##### DATA EXCERPTS
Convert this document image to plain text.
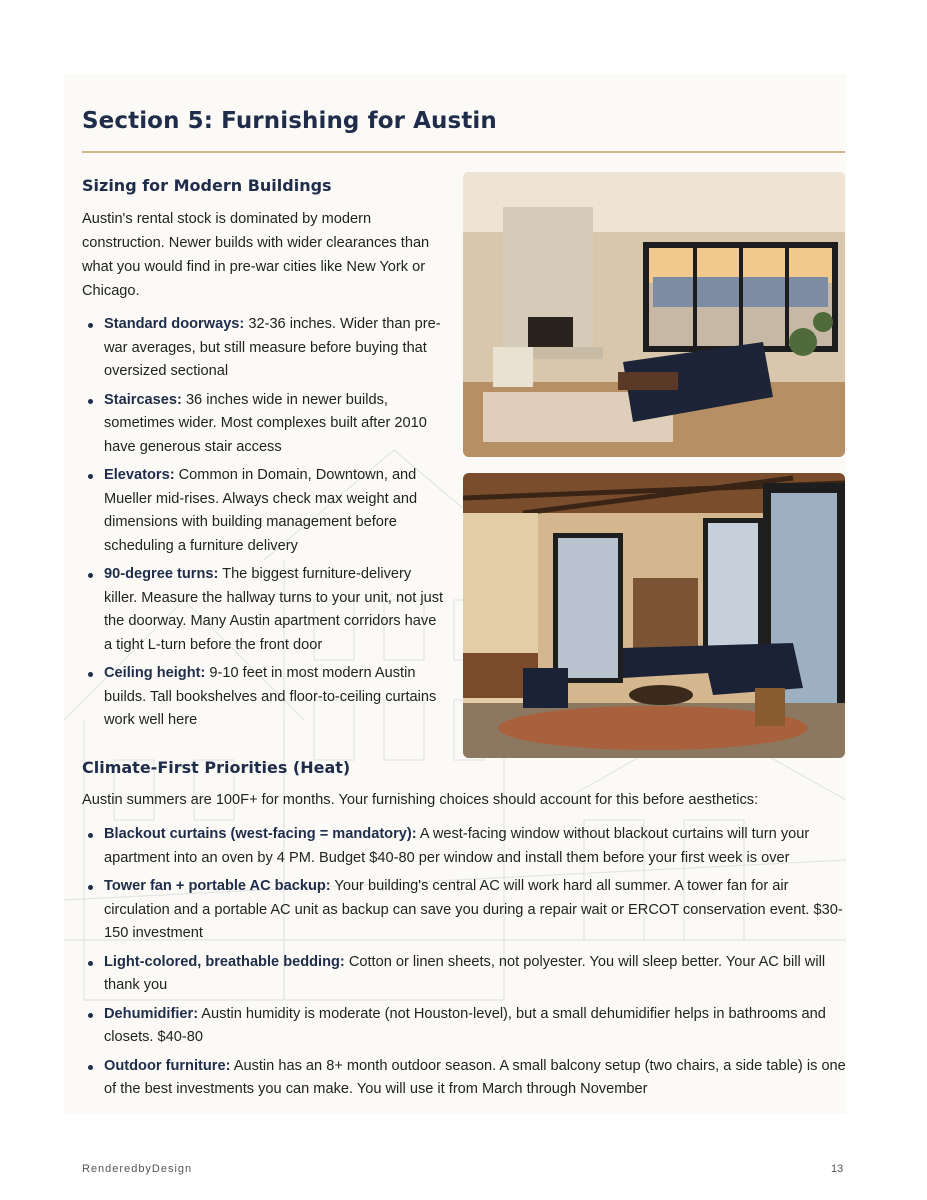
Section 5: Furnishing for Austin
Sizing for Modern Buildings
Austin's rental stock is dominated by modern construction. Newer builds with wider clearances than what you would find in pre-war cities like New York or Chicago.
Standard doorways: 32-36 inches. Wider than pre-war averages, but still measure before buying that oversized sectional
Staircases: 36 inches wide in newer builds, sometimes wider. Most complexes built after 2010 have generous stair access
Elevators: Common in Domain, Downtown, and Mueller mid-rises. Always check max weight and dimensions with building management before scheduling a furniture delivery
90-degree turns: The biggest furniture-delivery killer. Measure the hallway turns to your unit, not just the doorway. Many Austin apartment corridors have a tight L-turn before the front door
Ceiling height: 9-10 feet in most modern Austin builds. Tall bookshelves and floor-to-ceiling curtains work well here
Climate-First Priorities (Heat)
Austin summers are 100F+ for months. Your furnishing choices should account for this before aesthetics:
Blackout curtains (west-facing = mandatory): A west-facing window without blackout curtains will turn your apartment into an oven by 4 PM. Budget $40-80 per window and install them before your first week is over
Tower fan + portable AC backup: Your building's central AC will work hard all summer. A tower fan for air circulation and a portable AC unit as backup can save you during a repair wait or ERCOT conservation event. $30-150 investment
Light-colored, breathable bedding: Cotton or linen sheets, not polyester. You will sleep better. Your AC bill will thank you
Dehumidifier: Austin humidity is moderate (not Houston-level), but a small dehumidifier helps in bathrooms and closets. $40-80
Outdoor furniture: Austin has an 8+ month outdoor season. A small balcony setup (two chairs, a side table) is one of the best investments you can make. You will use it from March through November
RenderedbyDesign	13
##########
##### DATA EXCERPTS
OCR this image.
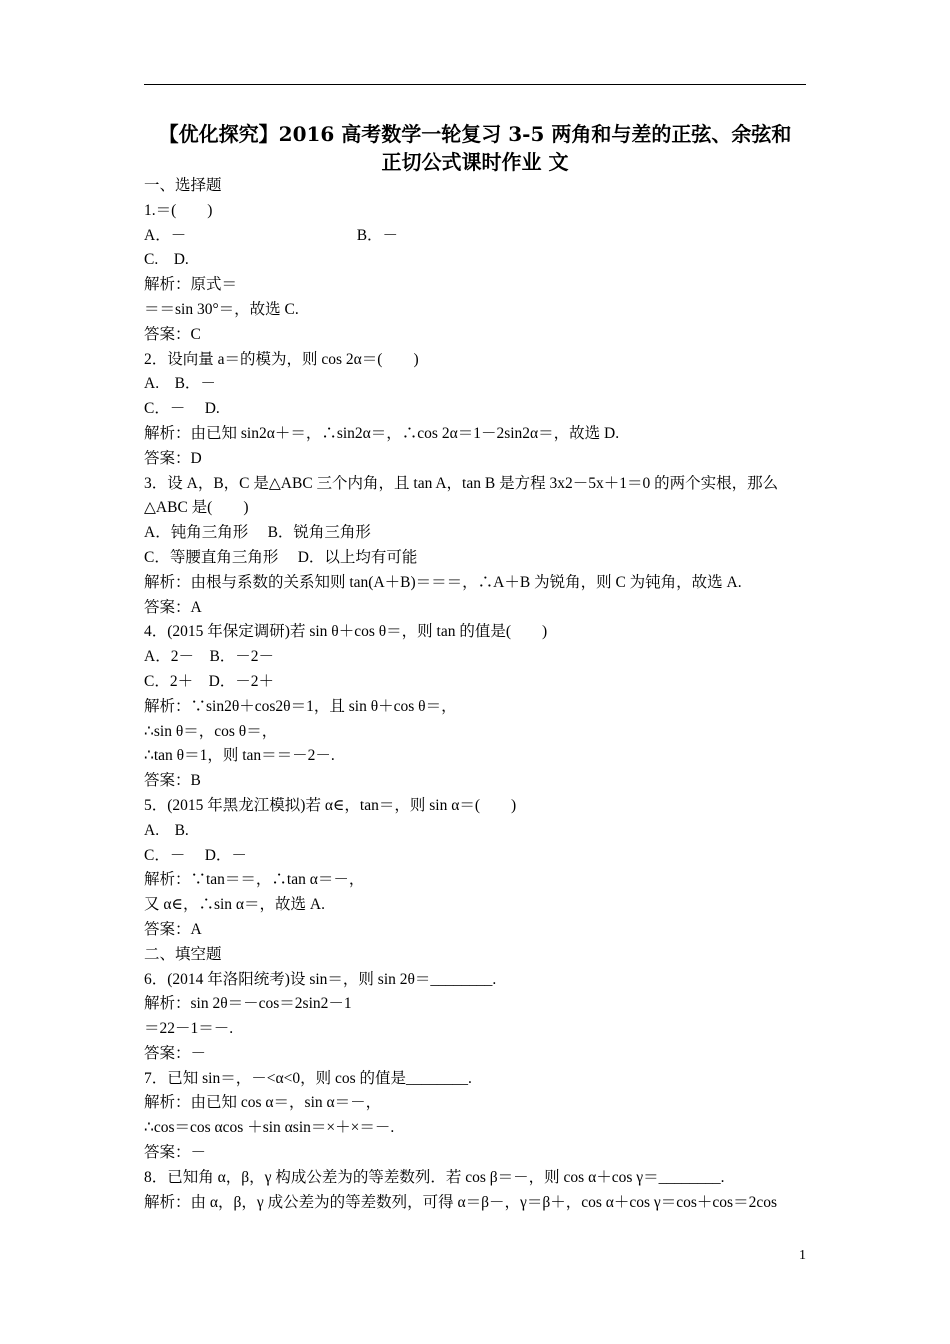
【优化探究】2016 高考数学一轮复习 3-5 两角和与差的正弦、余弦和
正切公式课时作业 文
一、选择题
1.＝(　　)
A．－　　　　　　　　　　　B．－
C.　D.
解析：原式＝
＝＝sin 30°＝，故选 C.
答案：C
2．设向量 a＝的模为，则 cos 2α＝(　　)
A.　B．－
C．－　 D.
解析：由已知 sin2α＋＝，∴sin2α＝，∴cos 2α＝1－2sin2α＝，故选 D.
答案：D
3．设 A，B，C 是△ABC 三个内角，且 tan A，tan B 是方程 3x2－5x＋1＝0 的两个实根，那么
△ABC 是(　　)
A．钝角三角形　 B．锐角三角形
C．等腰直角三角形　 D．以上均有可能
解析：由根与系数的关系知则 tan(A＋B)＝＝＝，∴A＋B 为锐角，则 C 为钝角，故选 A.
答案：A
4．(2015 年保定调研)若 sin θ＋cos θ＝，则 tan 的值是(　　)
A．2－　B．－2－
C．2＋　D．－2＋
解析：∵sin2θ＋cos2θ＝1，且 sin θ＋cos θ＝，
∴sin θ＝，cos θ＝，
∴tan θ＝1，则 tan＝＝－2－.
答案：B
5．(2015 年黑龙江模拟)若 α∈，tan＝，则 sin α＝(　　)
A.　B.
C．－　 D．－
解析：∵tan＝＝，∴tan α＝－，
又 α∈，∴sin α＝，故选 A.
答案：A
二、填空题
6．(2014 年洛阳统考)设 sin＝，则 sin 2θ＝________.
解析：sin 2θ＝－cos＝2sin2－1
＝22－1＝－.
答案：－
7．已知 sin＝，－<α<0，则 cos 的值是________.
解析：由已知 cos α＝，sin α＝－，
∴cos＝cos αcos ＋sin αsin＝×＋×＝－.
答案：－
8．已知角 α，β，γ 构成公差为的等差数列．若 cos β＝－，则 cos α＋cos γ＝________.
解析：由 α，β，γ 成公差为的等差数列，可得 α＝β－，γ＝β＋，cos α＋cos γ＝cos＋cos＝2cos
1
##########
▶ _WRITTEN EXERCISE_: From the data, pick out every line that includes "image".

▶ _CORRECT ANSWER_:
Convert this document image to plain text.
OCR this image.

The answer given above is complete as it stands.